* start Provided records *

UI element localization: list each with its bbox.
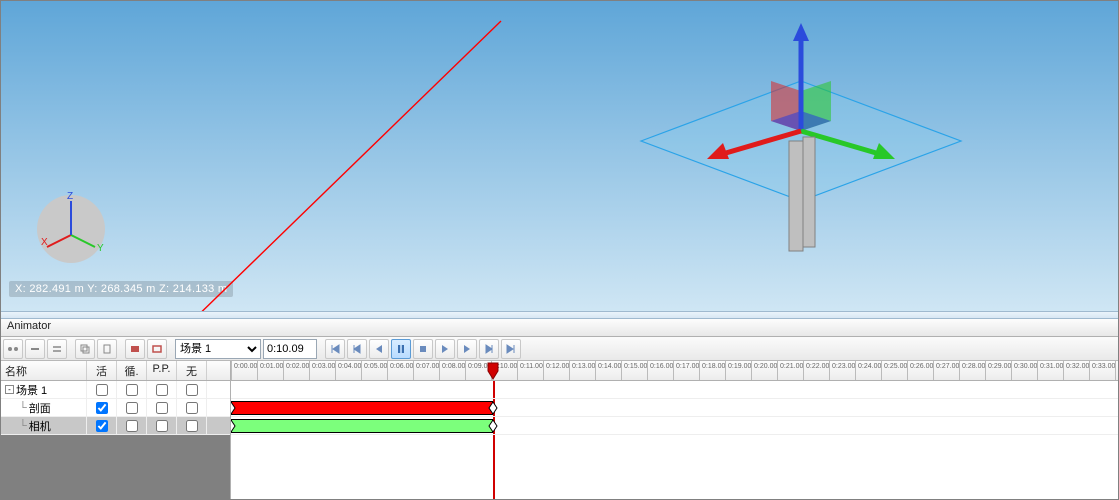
next-frame-icon[interactable] [457,339,477,359]
tree-active-checkbox[interactable] [96,384,108,396]
stop-icon[interactable] [413,339,433,359]
tree-inf-checkbox[interactable] [186,402,198,414]
tree-active-checkbox[interactable] [96,402,108,414]
tool-b2-icon[interactable] [97,339,117,359]
coordinate-readout: X: 282.491 m Y: 268.345 m Z: 214.133 m [9,281,233,297]
tool-c2-icon[interactable] [147,339,167,359]
tree-row[interactable]: -场景 1 [1,381,230,399]
playhead-handle[interactable] [486,361,500,381]
tree-expander-icon[interactable]: - [5,385,14,394]
play-icon[interactable] [435,339,455,359]
timeline-clip[interactable] [231,401,493,415]
svg-text:Y: Y [97,243,104,254]
tree-pp-checkbox[interactable] [156,384,168,396]
tree-active-checkbox[interactable] [96,420,108,432]
tool-c1-icon[interactable] [125,339,145,359]
tree-label: 剖面 [29,400,51,416]
scene-tree: 名称 活动 循. P.P. 无限 -场景 1└剖面└相机 [1,361,231,499]
timeline[interactable]: 0:00.000:01.000:02.000:03.000:04.000:05.… [231,361,1118,499]
col-inf[interactable]: 无限 [177,361,207,380]
tool-a1-icon[interactable] [3,339,23,359]
timeline-row[interactable] [231,399,1118,417]
timeline-row[interactable] [231,381,1118,399]
panel-title: Animator [1,319,1118,337]
keyframe-icon[interactable] [231,419,236,433]
timeline-tracks[interactable] [231,381,1118,499]
tree-label: 场景 1 [16,382,47,398]
col-name[interactable]: 名称 [1,361,87,380]
tool-a2-icon[interactable] [25,339,45,359]
scene-select[interactable]: 场景 1 [175,339,261,359]
prev-key-icon[interactable] [347,339,367,359]
tree-loop-checkbox[interactable] [126,384,138,396]
tree-header: 名称 活动 循. P.P. 无限 [1,361,230,381]
col-pp[interactable]: P.P. [147,361,177,380]
prev-frame-icon[interactable] [369,339,389,359]
animator-toolbar: 场景 1 [1,337,1118,361]
keyframe-icon[interactable] [231,401,236,415]
keyframe-icon[interactable] [488,419,498,433]
timeline-clip[interactable] [231,419,493,433]
col-active[interactable]: 活动 [87,361,117,380]
go-last-icon[interactable] [501,339,521,359]
tree-pp-checkbox[interactable] [156,420,168,432]
svg-text:Z: Z [67,191,73,202]
panel-splitter[interactable] [1,311,1118,319]
tree-row[interactable]: └剖面 [1,399,230,417]
timeline-ruler[interactable]: 0:00.000:01.000:02.000:03.000:04.000:05.… [231,361,1118,381]
timeline-row[interactable] [231,417,1118,435]
tree-inf-checkbox[interactable] [186,420,198,432]
svg-text:X: X [41,237,48,248]
go-first-icon[interactable] [325,339,345,359]
next-key-icon[interactable] [479,339,499,359]
tree-label: 相机 [29,418,51,434]
tree-row[interactable]: └相机 [1,417,230,435]
tree-inf-checkbox[interactable] [186,384,198,396]
scene-gizmo[interactable] [601,21,1001,281]
keyframe-icon[interactable] [488,401,498,415]
tree-loop-checkbox[interactable] [126,420,138,432]
tree-pp-checkbox[interactable] [156,402,168,414]
viewport-3d[interactable]: X Y Z X: 282.491 m Y: 268.345 m Z: 214.1… [1,1,1118,311]
col-loop[interactable]: 循. [117,361,147,380]
orientation-widget[interactable]: X Y Z [33,191,109,267]
pause-icon[interactable] [391,339,411,359]
tool-a3-icon[interactable] [47,339,67,359]
tool-b1-icon[interactable] [75,339,95,359]
tree-loop-checkbox[interactable] [126,402,138,414]
time-input[interactable] [263,339,317,359]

* end Provided records *

[Problem statement]:
Copy the records above word for word, leaving out the pictures.

[Solved problem]:
UI element localization: list each with its bbox.
next-frame-icon[interactable] [457,339,477,359]
tree-active-checkbox[interactable] [96,384,108,396]
stop-icon[interactable] [413,339,433,359]
tree-inf-checkbox[interactable] [186,402,198,414]
tree-active-checkbox[interactable] [96,402,108,414]
tool-b2-icon[interactable] [97,339,117,359]
coordinate-readout: X: 282.491 m Y: 268.345 m Z: 214.133 m [9,281,233,297]
tool-c2-icon[interactable] [147,339,167,359]
tree-row[interactable]: -场景 1 [1,381,230,399]
playhead-handle[interactable] [486,361,500,381]
tree-expander-icon[interactable]: - [5,385,14,394]
play-icon[interactable] [435,339,455,359]
timeline-clip[interactable] [231,401,493,415]
svg-text:Y: Y [97,243,104,254]
tree-pp-checkbox[interactable] [156,384,168,396]
tree-active-checkbox[interactable] [96,420,108,432]
tool-c1-icon[interactable] [125,339,145,359]
tree-label: 剖面 [29,400,51,416]
scene-tree: 名称 活动 循. P.P. 无限 -场景 1└剖面└相机 [1,361,231,499]
timeline[interactable]: 0:00.000:01.000:02.000:03.000:04.000:05.… [231,361,1118,499]
col-inf[interactable]: 无限 [177,361,207,380]
tool-a1-icon[interactable] [3,339,23,359]
timeline-row[interactable] [231,399,1118,417]
timeline-row[interactable] [231,381,1118,399]
panel-title: Animator [1,319,1118,337]
keyframe-icon[interactable] [231,419,236,433]
timeline-tracks[interactable] [231,381,1118,499]
tree-label: 场景 1 [16,382,47,398]
col-name[interactable]: 名称 [1,361,87,380]
tool-a2-icon[interactable] [25,339,45,359]
scene-select[interactable]: 场景 1 [175,339,261,359]
prev-key-icon[interactable] [347,339,367,359]
tree-loop-checkbox[interactable] [126,384,138,396]
tree-header: 名称 活动 循. P.P. 无限 [1,361,230,381]
col-pp[interactable]: P.P. [147,361,177,380]
prev-frame-icon[interactable] [369,339,389,359]
animator-toolbar: 场景 1 [1,337,1118,361]
keyframe-icon[interactable] [231,401,236,415]
keyframe-icon[interactable] [488,419,498,433]
timeline-clip[interactable] [231,419,493,433]
col-active[interactable]: 活动 [87,361,117,380]
go-last-icon[interactable] [501,339,521,359]
tree-pp-checkbox[interactable] [156,420,168,432]
svg-text:Z: Z [67,191,73,202]
panel-splitter[interactable] [1,311,1118,319]
tree-row[interactable]: └剖面 [1,399,230,417]
timeline-ruler[interactable]: 0:00.000:01.000:02.000:03.000:04.000:05.… [231,361,1118,381]
timeline-row[interactable] [231,417,1118,435]
tree-inf-checkbox[interactable] [186,420,198,432]
svg-text:X: X [41,237,48,248]
go-first-icon[interactable] [325,339,345,359]
next-key-icon[interactable] [479,339,499,359]
tree-label: 相机 [29,418,51,434]
tree-row[interactable]: └相机 [1,417,230,435]
tree-inf-checkbox[interactable] [186,384,198,396]
scene-gizmo[interactable] [601,21,1001,281]
keyframe-icon[interactable] [488,401,498,415]
tree-loop-checkbox[interactable] [126,420,138,432]
tree-pp-checkbox[interactable] [156,402,168,414]
viewport-3d[interactable]: X Y Z X: 282.491 m Y: 268.345 m Z: 214.1… [1,1,1118,311]
col-loop[interactable]: 循. [117,361,147,380]
orientation-widget[interactable]: X Y Z [33,191,109,267]
pause-icon[interactable] [391,339,411,359]
tool-a3-icon[interactable] [47,339,67,359]
tool-b1-icon[interactable] [75,339,95,359]
tree-loop-checkbox[interactable] [126,402,138,414]
time-input[interactable] [263,339,317,359]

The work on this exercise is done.